TASK OBJECTIVE: Copy everything from the start of the records down to the line that contains "item-number: 8. xyxy=(493,907,519,936)", switching "bounding box" to "outline box" and leaving the rest unchanged.

>> Begin EXTRACTED ENTRIES

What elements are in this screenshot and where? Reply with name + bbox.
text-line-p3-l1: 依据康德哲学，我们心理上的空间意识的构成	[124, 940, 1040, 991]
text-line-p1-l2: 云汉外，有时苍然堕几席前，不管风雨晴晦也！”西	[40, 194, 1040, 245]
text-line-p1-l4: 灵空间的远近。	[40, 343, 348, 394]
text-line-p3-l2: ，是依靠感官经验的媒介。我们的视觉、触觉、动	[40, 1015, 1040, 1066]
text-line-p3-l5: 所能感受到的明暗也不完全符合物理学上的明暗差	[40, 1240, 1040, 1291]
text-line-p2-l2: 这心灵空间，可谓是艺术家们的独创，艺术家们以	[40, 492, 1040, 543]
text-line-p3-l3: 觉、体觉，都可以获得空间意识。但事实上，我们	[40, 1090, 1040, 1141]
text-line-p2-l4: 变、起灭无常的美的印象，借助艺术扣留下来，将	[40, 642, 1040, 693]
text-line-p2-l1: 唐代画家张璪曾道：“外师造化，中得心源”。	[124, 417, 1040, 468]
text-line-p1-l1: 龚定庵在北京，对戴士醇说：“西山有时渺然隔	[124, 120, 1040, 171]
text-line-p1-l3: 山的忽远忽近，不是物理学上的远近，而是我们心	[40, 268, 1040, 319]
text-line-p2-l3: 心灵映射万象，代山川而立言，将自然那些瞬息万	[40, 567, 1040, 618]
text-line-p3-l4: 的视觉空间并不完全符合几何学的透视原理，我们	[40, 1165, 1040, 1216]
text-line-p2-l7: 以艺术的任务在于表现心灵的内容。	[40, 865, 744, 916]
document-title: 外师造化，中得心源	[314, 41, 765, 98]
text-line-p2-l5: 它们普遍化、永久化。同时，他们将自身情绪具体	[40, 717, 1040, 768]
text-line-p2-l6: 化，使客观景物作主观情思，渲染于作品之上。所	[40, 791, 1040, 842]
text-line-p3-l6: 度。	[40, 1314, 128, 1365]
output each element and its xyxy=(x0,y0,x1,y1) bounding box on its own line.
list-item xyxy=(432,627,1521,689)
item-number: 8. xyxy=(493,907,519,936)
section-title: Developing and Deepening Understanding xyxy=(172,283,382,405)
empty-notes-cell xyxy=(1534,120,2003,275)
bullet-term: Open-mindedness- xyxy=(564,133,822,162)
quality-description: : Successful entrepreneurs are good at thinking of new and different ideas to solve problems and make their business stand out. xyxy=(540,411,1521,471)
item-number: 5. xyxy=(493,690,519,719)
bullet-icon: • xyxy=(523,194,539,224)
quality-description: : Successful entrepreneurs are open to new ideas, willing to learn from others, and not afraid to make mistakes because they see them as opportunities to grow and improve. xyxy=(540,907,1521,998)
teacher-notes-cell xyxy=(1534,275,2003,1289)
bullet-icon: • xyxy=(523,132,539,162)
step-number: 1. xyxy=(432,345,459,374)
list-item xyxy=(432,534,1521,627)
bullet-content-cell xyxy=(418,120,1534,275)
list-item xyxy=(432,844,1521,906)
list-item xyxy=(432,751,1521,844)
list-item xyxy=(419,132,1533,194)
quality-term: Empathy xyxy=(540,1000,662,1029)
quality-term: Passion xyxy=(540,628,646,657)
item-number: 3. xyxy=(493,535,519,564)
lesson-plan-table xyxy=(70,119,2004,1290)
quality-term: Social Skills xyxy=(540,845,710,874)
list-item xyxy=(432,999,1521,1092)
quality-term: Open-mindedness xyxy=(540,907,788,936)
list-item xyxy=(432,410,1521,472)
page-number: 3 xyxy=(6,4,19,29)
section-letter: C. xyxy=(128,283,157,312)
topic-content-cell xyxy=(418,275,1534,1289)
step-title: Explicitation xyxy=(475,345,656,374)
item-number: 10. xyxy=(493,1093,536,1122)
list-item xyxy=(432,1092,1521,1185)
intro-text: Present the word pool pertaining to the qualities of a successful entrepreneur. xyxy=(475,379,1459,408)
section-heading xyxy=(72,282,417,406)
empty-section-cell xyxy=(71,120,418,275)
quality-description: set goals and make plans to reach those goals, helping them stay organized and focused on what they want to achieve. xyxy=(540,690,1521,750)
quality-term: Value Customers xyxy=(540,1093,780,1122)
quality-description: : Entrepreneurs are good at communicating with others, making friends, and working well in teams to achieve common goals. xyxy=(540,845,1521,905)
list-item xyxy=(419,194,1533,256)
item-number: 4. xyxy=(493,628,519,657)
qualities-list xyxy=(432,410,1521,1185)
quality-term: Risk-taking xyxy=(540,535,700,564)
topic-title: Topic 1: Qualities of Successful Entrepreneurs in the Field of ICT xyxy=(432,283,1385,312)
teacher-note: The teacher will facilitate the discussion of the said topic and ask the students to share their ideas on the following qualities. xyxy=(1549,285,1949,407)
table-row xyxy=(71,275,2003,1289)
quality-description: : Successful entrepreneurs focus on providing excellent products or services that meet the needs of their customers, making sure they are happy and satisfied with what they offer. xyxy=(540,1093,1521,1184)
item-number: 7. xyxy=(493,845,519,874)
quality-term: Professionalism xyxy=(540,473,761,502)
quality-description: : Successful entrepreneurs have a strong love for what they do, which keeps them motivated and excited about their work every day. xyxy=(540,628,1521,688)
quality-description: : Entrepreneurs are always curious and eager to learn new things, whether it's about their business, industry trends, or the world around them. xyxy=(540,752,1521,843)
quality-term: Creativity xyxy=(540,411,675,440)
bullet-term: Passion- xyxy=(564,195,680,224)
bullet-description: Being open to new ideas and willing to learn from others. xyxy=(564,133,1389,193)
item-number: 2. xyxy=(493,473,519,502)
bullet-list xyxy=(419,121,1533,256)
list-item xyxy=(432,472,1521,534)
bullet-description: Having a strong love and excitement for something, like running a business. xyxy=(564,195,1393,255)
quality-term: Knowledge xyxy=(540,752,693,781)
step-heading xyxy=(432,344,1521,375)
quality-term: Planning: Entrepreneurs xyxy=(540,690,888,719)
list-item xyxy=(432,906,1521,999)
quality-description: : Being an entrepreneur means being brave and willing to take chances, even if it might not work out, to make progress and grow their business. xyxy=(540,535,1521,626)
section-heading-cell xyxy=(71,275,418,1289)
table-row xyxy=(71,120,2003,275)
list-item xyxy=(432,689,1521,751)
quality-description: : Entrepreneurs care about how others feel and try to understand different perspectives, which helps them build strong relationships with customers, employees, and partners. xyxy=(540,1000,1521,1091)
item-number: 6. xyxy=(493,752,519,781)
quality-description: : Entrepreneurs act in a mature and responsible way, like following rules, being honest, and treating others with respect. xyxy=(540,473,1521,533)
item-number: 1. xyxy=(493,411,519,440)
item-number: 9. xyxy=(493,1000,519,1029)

>> End EXTRACTED ENTRIES

TASK ANSWER:
What elements are in this screenshot and where? Reply with name + bbox.
text-line-p3-l1: 依据康德哲学，我们心理上的空间意识的构成	[124, 940, 1040, 991]
text-line-p1-l2: 云汉外，有时苍然堕几席前，不管风雨晴晦也！”西	[40, 194, 1040, 245]
text-line-p1-l4: 灵空间的远近。	[40, 343, 348, 394]
text-line-p3-l2: ，是依靠感官经验的媒介。我们的视觉、触觉、动	[40, 1015, 1040, 1066]
text-line-p3-l5: 所能感受到的明暗也不完全符合物理学上的明暗差	[40, 1240, 1040, 1291]
text-line-p2-l2: 这心灵空间，可谓是艺术家们的独创，艺术家们以	[40, 492, 1040, 543]
text-line-p3-l3: 觉、体觉，都可以获得空间意识。但事实上，我们	[40, 1090, 1040, 1141]
text-line-p2-l4: 变、起灭无常的美的印象，借助艺术扣留下来，将	[40, 642, 1040, 693]
text-line-p2-l1: 唐代画家张璪曾道：“外师造化，中得心源”。	[124, 417, 1040, 468]
text-line-p1-l1: 龚定庵在北京，对戴士醇说：“西山有时渺然隔	[124, 120, 1040, 171]
text-line-p1-l3: 山的忽远忽近，不是物理学上的远近，而是我们心	[40, 268, 1040, 319]
text-line-p2-l3: 心灵映射万象，代山川而立言，将自然那些瞬息万	[40, 567, 1040, 618]
text-line-p3-l4: 的视觉空间并不完全符合几何学的透视原理，我们	[40, 1165, 1040, 1216]
text-line-p2-l7: 以艺术的任务在于表现心灵的内容。	[40, 865, 744, 916]
document-title: 外师造化，中得心源	[314, 41, 765, 98]
text-line-p2-l5: 它们普遍化、永久化。同时，他们将自身情绪具体	[40, 717, 1040, 768]
text-line-p2-l6: 化，使客观景物作主观情思，渲染于作品之上。所	[40, 791, 1040, 842]
text-line-p3-l6: 度。	[40, 1314, 128, 1365]
output each element and its xyxy=(x0,y0,x1,y1) outline box on its own line.
list-item xyxy=(432,627,1521,689)
item-number: 8. xyxy=(493,907,519,936)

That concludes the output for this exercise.